_Aim_.
Go through the entries below and count the lines holding the word "image". Reply with only the number, please.

--- Begin ---

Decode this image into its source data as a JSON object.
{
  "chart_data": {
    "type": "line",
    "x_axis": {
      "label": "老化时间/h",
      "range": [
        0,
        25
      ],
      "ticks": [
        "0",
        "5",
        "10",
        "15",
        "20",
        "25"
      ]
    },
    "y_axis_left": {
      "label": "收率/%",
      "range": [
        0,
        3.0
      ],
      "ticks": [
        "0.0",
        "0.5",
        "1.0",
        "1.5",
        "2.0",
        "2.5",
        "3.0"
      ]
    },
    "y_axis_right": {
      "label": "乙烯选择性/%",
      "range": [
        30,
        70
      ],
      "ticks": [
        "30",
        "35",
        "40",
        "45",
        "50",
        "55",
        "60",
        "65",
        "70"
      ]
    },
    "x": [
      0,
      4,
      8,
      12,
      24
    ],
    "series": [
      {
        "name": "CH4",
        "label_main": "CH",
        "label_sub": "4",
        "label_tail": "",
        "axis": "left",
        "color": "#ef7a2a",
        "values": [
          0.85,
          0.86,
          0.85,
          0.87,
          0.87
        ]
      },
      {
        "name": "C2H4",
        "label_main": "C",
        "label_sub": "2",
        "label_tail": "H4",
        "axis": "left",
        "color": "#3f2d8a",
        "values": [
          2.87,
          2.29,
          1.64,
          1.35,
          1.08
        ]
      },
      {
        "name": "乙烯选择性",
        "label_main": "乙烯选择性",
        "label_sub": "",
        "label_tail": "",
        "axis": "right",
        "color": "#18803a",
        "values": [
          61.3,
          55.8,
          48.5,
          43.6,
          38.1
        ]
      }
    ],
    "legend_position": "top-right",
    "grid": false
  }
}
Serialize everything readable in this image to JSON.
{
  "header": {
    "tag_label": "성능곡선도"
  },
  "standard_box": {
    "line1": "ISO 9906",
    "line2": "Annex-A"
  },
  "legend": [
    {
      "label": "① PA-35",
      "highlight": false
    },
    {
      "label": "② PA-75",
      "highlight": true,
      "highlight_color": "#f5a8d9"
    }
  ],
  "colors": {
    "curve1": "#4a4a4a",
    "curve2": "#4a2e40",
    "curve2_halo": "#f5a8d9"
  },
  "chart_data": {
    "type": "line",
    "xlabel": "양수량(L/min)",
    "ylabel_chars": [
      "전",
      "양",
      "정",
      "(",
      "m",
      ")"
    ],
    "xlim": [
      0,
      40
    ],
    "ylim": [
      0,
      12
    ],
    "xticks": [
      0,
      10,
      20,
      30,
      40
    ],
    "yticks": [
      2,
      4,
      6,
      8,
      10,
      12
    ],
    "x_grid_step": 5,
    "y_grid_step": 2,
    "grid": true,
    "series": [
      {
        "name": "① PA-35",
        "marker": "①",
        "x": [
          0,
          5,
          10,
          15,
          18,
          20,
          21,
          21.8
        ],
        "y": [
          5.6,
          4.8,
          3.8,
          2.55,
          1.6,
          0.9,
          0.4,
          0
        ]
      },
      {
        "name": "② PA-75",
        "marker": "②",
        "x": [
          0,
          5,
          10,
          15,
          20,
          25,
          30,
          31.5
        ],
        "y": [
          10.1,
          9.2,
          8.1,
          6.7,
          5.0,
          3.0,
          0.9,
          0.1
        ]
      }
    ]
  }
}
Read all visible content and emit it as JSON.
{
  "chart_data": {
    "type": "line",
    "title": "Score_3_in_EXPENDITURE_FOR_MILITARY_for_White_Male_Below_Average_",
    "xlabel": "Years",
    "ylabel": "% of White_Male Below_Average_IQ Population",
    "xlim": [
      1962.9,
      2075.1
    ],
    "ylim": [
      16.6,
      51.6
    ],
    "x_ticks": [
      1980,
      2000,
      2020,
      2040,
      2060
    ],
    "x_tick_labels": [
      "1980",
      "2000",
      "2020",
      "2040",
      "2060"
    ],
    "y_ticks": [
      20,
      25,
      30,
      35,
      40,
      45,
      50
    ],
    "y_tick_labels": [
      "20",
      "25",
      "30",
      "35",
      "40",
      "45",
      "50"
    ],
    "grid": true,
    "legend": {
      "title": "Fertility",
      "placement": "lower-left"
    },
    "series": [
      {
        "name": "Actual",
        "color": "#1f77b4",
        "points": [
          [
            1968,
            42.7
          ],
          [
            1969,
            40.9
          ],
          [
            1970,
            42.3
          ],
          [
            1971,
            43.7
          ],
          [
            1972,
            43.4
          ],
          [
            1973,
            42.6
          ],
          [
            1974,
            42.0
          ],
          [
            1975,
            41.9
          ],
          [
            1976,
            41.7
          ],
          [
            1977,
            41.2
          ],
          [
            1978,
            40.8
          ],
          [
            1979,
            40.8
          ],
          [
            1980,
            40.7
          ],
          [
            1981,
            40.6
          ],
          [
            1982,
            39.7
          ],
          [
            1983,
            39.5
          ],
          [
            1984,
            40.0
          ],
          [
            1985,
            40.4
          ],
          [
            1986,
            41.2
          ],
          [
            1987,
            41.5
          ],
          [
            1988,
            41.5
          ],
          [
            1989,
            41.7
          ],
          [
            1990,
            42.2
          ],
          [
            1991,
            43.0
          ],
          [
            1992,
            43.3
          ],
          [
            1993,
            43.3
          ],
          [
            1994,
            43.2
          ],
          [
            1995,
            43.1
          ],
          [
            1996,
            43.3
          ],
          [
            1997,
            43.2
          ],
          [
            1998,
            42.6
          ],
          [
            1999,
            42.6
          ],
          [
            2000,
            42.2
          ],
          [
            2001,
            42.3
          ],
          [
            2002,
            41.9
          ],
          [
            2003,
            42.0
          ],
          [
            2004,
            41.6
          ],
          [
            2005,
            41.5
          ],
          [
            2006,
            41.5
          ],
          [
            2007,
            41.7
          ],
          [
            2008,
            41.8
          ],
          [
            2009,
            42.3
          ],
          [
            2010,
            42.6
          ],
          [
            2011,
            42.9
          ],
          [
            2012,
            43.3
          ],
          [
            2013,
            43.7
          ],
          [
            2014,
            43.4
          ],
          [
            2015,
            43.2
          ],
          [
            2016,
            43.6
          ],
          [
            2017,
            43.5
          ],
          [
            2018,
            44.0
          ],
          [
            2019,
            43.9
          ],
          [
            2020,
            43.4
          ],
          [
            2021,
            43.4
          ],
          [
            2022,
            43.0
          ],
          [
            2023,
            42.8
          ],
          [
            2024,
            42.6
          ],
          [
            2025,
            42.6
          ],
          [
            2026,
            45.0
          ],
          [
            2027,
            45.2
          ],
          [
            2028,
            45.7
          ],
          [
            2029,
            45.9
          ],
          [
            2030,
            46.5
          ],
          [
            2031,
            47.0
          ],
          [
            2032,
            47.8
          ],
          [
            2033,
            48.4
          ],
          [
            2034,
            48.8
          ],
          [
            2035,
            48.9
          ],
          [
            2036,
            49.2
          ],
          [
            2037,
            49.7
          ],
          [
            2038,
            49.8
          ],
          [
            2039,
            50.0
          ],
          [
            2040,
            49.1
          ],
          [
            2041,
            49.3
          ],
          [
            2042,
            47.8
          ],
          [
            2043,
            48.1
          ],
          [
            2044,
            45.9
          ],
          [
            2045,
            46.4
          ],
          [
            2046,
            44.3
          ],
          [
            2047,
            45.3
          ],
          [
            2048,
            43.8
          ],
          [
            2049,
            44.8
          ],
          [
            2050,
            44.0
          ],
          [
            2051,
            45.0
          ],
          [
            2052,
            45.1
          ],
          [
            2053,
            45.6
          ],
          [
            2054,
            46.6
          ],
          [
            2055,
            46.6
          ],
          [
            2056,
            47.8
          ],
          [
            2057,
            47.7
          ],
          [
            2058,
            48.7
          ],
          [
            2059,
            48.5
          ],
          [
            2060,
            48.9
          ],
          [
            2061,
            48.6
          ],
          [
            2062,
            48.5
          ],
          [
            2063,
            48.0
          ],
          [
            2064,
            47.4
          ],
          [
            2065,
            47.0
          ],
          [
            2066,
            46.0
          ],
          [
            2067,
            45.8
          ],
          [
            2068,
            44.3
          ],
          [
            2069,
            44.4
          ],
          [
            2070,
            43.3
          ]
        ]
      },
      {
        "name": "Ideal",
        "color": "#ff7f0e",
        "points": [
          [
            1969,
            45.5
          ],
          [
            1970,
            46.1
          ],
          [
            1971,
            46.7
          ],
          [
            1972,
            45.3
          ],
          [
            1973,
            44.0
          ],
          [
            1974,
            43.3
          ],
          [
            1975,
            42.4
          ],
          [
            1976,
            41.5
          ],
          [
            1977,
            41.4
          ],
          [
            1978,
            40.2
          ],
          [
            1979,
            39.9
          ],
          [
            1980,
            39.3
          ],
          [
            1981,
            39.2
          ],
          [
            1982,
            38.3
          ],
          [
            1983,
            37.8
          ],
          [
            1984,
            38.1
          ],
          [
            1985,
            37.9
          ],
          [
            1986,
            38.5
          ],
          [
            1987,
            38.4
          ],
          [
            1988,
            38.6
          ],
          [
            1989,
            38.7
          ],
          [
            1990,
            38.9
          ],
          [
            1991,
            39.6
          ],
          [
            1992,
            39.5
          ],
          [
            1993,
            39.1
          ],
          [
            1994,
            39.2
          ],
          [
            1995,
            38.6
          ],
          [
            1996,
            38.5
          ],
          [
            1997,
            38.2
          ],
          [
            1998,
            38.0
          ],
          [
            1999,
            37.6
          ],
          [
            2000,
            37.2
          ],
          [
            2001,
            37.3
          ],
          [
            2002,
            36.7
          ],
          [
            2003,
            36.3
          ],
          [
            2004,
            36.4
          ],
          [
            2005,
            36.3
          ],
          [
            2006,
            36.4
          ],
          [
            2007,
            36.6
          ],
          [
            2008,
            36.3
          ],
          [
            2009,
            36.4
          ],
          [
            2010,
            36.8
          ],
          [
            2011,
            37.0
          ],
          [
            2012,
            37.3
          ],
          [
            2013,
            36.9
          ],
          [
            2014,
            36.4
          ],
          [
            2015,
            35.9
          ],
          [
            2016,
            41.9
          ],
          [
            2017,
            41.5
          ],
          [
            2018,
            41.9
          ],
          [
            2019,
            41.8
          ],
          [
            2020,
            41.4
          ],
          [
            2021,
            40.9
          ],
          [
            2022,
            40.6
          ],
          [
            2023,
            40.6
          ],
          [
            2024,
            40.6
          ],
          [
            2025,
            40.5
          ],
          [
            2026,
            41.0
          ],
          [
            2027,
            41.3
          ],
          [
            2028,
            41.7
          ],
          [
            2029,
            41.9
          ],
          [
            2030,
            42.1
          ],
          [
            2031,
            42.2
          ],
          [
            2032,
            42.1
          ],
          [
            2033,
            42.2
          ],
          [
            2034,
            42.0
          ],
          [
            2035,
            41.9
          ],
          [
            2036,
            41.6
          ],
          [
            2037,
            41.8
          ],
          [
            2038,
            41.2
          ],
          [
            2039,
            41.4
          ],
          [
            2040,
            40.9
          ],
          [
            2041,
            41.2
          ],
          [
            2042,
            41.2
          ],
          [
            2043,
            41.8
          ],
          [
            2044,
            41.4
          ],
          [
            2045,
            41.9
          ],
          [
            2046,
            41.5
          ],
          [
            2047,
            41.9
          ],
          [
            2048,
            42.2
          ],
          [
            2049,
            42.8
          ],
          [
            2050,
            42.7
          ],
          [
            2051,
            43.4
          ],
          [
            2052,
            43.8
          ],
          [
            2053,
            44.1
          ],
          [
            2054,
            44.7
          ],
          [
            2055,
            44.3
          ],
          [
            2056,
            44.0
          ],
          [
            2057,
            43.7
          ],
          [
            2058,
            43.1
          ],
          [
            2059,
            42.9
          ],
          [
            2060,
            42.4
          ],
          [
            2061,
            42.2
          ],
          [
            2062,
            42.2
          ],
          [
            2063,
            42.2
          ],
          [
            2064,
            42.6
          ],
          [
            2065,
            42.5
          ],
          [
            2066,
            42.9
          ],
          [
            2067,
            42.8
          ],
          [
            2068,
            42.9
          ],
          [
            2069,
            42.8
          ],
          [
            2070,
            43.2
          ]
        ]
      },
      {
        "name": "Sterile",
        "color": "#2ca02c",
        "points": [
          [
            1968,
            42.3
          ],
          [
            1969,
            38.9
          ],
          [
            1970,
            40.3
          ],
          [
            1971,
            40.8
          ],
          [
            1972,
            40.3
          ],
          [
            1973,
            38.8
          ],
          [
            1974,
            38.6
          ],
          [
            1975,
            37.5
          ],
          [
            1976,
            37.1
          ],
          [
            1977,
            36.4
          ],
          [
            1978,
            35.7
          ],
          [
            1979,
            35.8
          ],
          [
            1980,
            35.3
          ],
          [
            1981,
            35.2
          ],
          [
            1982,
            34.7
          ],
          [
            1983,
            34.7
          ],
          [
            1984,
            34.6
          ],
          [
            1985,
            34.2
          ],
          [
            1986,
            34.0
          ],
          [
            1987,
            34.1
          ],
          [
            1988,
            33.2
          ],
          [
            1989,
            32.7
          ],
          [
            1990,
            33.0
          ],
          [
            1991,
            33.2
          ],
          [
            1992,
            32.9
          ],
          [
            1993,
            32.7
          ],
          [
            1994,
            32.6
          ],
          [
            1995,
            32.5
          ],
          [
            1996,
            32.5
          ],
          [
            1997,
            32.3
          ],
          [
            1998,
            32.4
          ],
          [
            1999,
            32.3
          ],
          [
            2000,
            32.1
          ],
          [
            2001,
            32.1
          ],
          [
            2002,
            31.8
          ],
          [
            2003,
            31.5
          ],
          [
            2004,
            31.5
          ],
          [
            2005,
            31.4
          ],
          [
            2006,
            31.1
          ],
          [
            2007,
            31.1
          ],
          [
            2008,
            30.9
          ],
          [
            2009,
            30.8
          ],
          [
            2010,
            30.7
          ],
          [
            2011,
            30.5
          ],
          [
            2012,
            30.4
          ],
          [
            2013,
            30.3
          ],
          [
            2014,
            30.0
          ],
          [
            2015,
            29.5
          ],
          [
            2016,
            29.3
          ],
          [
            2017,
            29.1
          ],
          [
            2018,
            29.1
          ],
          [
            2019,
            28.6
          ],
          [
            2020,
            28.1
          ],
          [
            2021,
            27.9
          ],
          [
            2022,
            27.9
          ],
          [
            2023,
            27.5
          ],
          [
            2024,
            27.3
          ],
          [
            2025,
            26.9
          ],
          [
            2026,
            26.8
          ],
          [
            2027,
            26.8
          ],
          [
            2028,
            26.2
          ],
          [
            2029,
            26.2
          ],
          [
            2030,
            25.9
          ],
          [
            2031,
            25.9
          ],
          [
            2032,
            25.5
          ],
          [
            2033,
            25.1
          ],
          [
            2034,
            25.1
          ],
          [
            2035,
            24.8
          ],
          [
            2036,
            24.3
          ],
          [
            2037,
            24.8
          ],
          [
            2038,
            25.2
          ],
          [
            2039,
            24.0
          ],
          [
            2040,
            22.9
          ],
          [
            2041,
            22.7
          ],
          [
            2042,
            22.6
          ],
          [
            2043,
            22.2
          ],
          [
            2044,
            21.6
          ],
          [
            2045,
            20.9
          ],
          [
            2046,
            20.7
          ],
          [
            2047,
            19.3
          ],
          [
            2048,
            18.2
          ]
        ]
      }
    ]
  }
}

--- End ---

_Full answer_.
2